**Required task**
Pick out every line that holds the string "Auswirkungen" and copy it.

**Given information**

::::::::

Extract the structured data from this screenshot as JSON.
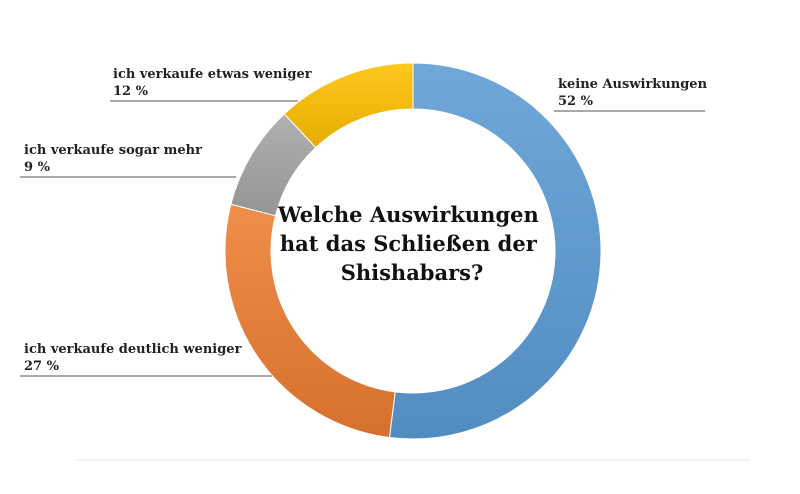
{
  "chart_data": {
    "type": "pie",
    "variant": "donut",
    "title_lines": [
      "Welche Auswirkungen",
      "hat das Schließen der",
      "Shishabars?"
    ],
    "unit": "%",
    "slices": [
      {
        "label": "keine Auswirkungen",
        "value": 52,
        "value_label": "52 %",
        "color": "#5B9BD5"
      },
      {
        "label": "ich verkaufe deutlich weniger",
        "value": 27,
        "value_label": "27 %",
        "color": "#ED7D31"
      },
      {
        "label": "ich verkaufe sogar mehr",
        "value": 9,
        "value_label": "9 %",
        "color": "#A5A5A5"
      },
      {
        "label": "ich verkaufe etwas weniger",
        "value": 12,
        "value_label": "12 %",
        "color": "#FFC000"
      }
    ],
    "grid": false,
    "legend": "none (callout labels)"
  }
}
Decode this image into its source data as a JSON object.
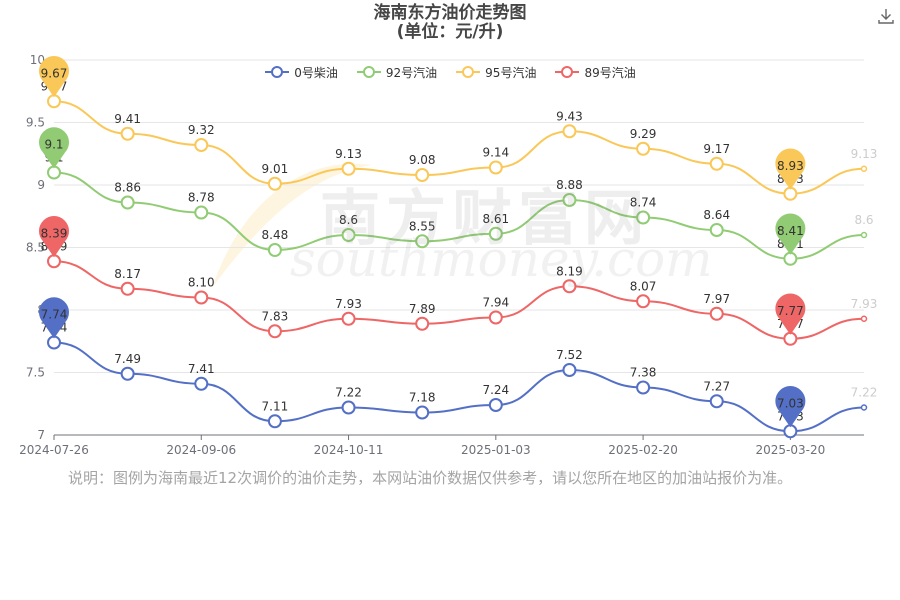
{
  "title_line1": "海南东方油价走势图",
  "title_line2": "(单位：元/升)",
  "note": "说明：图例为海南最近12次调价的油价走势，本网站油价数据仅供参考，请以您所在地区的加油站报价为准。",
  "watermark": {
    "cn": "南方财富网",
    "en": "southmoney.com"
  },
  "chart_data": {
    "type": "line",
    "title": "海南东方油价走势图",
    "subtitle": "(单位：元/升)",
    "xlabel": "",
    "ylabel": "",
    "ylim": [
      7,
      10
    ],
    "y_ticks": [
      "7",
      "7.5",
      "8",
      "8.5",
      "9",
      "9.5",
      "10"
    ],
    "x_tick_labels": [
      "2024-07-26",
      "2024-09-06",
      "2024-10-11",
      "2025-01-03",
      "2025-02-20",
      "2025-03-20"
    ],
    "x_tick_positions": [
      0,
      2,
      4,
      6,
      8,
      10
    ],
    "legend_position": "top-center",
    "grid": true,
    "series": [
      {
        "name": "0号柴油",
        "color": "#5470c6",
        "values": [
          7.74,
          7.49,
          7.41,
          7.11,
          7.22,
          7.18,
          7.24,
          7.52,
          7.38,
          7.27,
          7.03,
          7.22
        ],
        "labels": [
          "7.74",
          "7.49",
          "7.41",
          "7.11",
          "7.22",
          "7.18",
          "7.24",
          "7.52",
          "7.38",
          "7.27",
          "7.03",
          "7.22"
        ],
        "pins": [
          {
            "index": 0,
            "label": "7.74"
          },
          {
            "index": 10,
            "label": "7.03"
          }
        ]
      },
      {
        "name": "92号汽油",
        "color": "#91cc75",
        "values": [
          9.1,
          8.86,
          8.78,
          8.48,
          8.6,
          8.55,
          8.61,
          8.88,
          8.74,
          8.64,
          8.41,
          8.6
        ],
        "labels": [
          "9.1",
          "8.86",
          "8.78",
          "8.48",
          "8.6",
          "8.55",
          "8.61",
          "8.88",
          "8.74",
          "8.64",
          "8.41",
          "8.6"
        ],
        "pins": [
          {
            "index": 0,
            "label": "9.1"
          },
          {
            "index": 10,
            "label": "8.41"
          }
        ]
      },
      {
        "name": "95号汽油",
        "color": "#fac858",
        "values": [
          9.67,
          9.41,
          9.32,
          9.01,
          9.13,
          9.08,
          9.14,
          9.43,
          9.29,
          9.17,
          8.93,
          9.13
        ],
        "labels": [
          "9.67",
          "9.41",
          "9.32",
          "9.01",
          "9.13",
          "9.08",
          "9.14",
          "9.43",
          "9.29",
          "9.17",
          "8.93",
          "9.13"
        ],
        "pins": [
          {
            "index": 0,
            "label": "9.67"
          },
          {
            "index": 10,
            "label": "8.93"
          }
        ]
      },
      {
        "name": "89号汽油",
        "color": "#ee6666",
        "values": [
          8.39,
          8.17,
          8.1,
          7.83,
          7.93,
          7.89,
          7.94,
          8.19,
          8.07,
          7.97,
          7.77,
          7.93
        ],
        "labels": [
          "8.39",
          "8.17",
          "8.10",
          "7.83",
          "7.93",
          "7.89",
          "7.94",
          "8.19",
          "8.07",
          "7.97",
          "7.77",
          "7.93"
        ],
        "pins": [
          {
            "index": 0,
            "label": "8.39"
          },
          {
            "index": 10,
            "label": "7.77"
          }
        ]
      }
    ]
  },
  "icons": {
    "download": "download-icon"
  }
}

::::::::

**Answer to the problem**
      "Welche Auswirkungen",
        "label": "keine Auswirkungen",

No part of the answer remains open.